===== SUPPLIED RECORDS =====

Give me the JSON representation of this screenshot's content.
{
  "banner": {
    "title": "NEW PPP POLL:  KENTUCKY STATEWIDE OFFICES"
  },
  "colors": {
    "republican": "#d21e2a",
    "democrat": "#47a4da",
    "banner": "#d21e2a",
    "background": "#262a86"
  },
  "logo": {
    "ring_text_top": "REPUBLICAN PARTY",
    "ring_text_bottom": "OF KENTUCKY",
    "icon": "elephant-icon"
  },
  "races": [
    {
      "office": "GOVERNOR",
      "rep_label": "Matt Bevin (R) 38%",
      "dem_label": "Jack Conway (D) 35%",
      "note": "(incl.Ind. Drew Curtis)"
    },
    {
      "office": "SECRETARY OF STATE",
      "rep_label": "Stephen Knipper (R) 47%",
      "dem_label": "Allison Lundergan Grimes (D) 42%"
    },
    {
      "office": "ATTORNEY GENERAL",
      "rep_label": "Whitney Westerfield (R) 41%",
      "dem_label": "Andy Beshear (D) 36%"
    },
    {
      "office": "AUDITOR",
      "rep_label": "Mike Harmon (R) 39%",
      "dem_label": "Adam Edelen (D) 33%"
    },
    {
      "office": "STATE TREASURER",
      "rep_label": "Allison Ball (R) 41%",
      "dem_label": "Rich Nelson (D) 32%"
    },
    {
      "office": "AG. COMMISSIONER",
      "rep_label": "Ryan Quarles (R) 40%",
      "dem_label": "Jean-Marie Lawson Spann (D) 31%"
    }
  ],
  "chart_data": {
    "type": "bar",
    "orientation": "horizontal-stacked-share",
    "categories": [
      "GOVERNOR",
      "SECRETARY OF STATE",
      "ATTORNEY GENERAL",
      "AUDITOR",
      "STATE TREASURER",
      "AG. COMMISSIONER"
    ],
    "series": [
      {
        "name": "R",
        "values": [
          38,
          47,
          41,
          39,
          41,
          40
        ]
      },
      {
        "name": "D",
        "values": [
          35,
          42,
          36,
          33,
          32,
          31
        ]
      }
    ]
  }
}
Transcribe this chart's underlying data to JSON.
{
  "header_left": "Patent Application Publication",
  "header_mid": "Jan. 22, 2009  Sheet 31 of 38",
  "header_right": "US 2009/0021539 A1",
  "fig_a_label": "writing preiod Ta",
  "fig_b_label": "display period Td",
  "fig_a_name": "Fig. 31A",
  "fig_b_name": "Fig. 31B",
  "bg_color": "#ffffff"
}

=====

### TASK TO COMPLETE
Copy every line from the entries that contains the word "Allison".

### FINAL RESULT
      "dem_label": "Allison Lundergan Grimes (D) 42%"
      "rep_label": "Allison Ball (R) 41%",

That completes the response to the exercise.